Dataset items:
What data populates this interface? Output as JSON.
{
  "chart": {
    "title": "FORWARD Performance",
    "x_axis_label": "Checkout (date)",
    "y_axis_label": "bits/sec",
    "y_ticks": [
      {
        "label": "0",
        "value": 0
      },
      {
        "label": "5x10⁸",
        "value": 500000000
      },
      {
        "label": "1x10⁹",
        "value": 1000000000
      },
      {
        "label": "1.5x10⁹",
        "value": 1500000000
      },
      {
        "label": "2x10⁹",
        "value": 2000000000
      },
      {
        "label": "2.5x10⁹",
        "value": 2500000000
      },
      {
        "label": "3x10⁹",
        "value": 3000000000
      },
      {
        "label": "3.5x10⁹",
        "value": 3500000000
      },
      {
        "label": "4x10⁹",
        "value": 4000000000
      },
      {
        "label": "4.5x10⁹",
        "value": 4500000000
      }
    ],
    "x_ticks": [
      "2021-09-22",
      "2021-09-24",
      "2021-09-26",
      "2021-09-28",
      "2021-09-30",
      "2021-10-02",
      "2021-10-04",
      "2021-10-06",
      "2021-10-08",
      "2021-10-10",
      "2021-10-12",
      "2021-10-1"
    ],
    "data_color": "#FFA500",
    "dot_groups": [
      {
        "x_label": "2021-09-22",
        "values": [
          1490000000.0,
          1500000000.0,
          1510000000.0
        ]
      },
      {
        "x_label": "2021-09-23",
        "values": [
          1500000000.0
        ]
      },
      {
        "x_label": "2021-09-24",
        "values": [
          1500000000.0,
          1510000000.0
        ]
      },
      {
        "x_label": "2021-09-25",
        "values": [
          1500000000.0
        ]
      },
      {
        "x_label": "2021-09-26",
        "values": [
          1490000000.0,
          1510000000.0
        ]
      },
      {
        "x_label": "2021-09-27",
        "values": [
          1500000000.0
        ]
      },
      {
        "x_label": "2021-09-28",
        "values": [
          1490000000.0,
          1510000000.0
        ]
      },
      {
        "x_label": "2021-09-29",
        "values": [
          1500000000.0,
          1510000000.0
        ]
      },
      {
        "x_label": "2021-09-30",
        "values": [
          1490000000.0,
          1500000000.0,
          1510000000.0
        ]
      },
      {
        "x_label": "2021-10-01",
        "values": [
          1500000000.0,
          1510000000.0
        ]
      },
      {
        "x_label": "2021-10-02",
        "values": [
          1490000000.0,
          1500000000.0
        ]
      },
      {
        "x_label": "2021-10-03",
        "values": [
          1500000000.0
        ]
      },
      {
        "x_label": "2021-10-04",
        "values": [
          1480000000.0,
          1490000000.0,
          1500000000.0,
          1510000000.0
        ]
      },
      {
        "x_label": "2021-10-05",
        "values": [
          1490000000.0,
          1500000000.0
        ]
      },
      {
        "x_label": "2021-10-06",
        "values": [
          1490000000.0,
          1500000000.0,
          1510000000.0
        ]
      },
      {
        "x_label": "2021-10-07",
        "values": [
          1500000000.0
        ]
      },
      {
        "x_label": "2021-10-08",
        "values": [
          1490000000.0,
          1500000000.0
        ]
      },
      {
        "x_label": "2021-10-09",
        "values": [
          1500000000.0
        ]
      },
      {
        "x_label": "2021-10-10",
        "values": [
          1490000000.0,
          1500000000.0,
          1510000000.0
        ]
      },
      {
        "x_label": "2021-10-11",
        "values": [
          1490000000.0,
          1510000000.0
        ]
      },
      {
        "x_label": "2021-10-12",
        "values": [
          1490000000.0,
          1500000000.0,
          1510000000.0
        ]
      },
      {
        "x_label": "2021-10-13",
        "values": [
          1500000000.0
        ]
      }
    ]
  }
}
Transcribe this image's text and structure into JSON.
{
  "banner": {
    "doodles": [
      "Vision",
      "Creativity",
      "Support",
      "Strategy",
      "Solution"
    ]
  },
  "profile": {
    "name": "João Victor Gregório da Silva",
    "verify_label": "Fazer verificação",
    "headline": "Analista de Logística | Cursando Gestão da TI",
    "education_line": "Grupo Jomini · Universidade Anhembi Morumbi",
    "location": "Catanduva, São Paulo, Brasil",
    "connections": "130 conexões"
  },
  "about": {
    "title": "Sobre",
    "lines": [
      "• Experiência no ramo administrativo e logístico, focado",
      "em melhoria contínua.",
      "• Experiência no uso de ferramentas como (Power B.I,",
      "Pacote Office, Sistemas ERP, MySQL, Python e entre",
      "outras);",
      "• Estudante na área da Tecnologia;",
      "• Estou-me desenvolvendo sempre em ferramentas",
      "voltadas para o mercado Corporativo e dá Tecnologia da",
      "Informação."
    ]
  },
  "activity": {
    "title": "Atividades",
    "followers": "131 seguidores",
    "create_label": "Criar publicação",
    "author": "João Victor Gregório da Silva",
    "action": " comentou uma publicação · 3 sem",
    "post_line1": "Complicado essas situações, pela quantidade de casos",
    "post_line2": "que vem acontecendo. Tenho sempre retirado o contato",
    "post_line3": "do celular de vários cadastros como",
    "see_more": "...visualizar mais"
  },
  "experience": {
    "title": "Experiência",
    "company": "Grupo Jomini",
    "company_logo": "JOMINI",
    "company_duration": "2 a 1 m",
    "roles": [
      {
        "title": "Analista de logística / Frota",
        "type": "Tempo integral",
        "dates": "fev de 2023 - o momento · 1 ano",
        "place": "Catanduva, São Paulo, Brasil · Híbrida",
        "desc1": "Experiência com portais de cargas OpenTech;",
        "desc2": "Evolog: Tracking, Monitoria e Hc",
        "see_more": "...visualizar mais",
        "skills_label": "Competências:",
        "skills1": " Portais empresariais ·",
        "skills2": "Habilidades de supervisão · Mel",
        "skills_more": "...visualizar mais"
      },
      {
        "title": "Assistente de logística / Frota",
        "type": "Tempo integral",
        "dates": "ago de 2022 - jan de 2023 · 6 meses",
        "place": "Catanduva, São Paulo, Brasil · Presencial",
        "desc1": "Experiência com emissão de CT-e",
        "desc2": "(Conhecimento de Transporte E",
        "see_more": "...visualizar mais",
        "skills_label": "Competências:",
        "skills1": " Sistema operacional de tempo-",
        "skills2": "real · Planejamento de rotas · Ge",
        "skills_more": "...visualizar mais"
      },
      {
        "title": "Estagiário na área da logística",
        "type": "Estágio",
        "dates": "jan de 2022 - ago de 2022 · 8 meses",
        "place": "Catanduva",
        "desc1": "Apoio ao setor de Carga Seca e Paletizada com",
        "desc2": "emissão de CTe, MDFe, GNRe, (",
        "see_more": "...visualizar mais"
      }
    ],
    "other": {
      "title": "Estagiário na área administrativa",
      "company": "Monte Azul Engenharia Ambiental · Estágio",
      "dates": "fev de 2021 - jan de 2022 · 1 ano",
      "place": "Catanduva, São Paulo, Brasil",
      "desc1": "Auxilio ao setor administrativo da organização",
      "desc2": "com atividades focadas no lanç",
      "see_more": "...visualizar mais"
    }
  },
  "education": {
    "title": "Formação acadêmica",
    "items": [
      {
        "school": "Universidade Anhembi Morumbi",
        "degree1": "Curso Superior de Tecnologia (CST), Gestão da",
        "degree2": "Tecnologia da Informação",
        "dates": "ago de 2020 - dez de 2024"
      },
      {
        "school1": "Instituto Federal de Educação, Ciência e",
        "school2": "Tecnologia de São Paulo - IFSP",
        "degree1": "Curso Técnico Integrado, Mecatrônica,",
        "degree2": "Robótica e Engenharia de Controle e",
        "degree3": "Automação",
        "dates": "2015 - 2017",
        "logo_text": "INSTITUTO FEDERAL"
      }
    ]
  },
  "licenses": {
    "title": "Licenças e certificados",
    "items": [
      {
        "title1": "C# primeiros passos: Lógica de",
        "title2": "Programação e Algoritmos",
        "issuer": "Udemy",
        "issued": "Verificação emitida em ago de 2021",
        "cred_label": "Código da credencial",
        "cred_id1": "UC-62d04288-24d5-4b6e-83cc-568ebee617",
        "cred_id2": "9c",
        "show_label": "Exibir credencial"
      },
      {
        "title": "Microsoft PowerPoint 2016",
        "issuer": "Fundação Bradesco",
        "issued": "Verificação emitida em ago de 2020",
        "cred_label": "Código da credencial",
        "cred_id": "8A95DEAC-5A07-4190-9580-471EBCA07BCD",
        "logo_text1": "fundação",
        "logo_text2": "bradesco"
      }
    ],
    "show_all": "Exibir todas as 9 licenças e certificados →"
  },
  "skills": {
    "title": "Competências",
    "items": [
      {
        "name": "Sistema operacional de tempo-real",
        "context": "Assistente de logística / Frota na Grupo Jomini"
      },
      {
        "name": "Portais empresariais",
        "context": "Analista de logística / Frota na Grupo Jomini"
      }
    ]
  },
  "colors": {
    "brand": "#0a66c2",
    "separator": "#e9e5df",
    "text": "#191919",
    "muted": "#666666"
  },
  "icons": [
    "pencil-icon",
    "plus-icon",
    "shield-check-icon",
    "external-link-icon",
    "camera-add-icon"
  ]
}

- Task directions -
Report every line in the data above in which the word "emitida" appears.

- Written response -
        "issued": "Verificação emitida em ago de 2021",
        "issued": "Verificação emitida em ago de 2020",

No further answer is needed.